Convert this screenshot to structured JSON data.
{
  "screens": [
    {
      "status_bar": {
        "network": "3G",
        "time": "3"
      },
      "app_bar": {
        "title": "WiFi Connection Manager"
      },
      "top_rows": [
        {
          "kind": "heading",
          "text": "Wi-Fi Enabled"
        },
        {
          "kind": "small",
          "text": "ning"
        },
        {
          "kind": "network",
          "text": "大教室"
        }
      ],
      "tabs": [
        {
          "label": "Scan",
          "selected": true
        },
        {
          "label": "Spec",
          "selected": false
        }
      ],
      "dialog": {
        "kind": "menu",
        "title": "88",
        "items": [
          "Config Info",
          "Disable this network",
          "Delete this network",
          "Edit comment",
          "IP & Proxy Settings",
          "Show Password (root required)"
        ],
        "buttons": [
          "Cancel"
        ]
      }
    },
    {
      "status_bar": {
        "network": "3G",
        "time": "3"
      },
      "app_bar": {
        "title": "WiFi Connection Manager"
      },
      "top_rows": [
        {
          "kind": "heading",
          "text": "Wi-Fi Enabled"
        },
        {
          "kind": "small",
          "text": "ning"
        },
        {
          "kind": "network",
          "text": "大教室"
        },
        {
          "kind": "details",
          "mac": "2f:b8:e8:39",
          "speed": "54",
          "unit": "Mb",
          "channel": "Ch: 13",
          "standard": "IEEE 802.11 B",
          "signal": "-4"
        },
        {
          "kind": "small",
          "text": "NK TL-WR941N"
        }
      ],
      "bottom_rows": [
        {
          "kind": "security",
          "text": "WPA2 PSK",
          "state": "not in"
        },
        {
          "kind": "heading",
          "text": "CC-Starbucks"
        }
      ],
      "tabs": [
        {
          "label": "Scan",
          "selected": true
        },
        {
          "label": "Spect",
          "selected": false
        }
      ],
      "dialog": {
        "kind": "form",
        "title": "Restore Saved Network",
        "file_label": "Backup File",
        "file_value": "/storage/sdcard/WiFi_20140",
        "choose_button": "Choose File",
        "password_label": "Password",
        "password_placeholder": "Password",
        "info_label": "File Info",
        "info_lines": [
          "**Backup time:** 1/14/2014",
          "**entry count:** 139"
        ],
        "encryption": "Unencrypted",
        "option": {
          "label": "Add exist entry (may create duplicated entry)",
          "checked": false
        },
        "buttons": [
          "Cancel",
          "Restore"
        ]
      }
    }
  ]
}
· · · ·
Task to carry out:
Output every entry shown above, exactly.

Solution for this problem:
Convert this screenshot to structured JSON data.
{
  "screens": [
    {
      "status_bar": {
        "network": "3G",
        "time": "3"
      },
      "app_bar": {
        "title": "WiFi Connection Manager"
      },
      "top_rows": [
        {
          "kind": "heading",
          "text": "Wi-Fi Enabled"
        },
        {
          "kind": "small",
          "text": "ning"
        },
        {
          "kind": "network",
          "text": "大教室"
        }
      ],
      "tabs": [
        {
          "label": "Scan",
          "selected": true
        },
        {
          "label": "Spec",
          "selected": false
        }
      ],
      "dialog": {
        "kind": "menu",
        "title": "88",
        "items": [
          "Config Info",
          "Disable this network",
          "Delete this network",
          "Edit comment",
          "IP & Proxy Settings",
          "Show Password (root required)"
        ],
        "buttons": [
          "Cancel"
        ]
      }
    },
    {
      "status_bar": {
        "network": "3G",
        "time": "3"
      },
      "app_bar": {
        "title": "WiFi Connection Manager"
      },
      "top_rows": [
        {
          "kind": "heading",
          "text": "Wi-Fi Enabled"
        },
        {
          "kind": "small",
          "text": "ning"
        },
        {
          "kind": "network",
          "text": "大教室"
        },
        {
          "kind": "details",
          "mac": "2f:b8:e8:39",
          "speed": "54",
          "unit": "Mb",
          "channel": "Ch: 13",
          "standard": "IEEE 802.11 B",
          "signal": "-4"
        },
        {
          "kind": "small",
          "text": "NK TL-WR941N"
        }
      ],
      "bottom_rows": [
        {
          "kind": "security",
          "text": "WPA2 PSK",
          "state": "not in"
        },
        {
          "kind": "heading",
          "text": "CC-Starbucks"
        }
      ],
      "tabs": [
        {
          "label": "Scan",
          "selected": true
        },
        {
          "label": "Spect",
          "selected": false
        }
      ],
      "dialog": {
        "kind": "form",
        "title": "Restore Saved Network",
        "file_label": "Backup File",
        "file_value": "/storage/sdcard/WiFi_20140",
        "choose_button": "Choose File",
        "password_label": "Password",
        "password_placeholder": "Password",
        "info_label": "File Info",
        "info_lines": [
          "**Backup time:** 1/14/2014",
          "**entry count:** 139"
        ],
        "encryption": "Unencrypted",
        "option": {
          "label": "Add exist entry (may create duplicated entry)",
          "checked": false
        },
        "buttons": [
          "Cancel",
          "Restore"
        ]
      }
    }
  ]
}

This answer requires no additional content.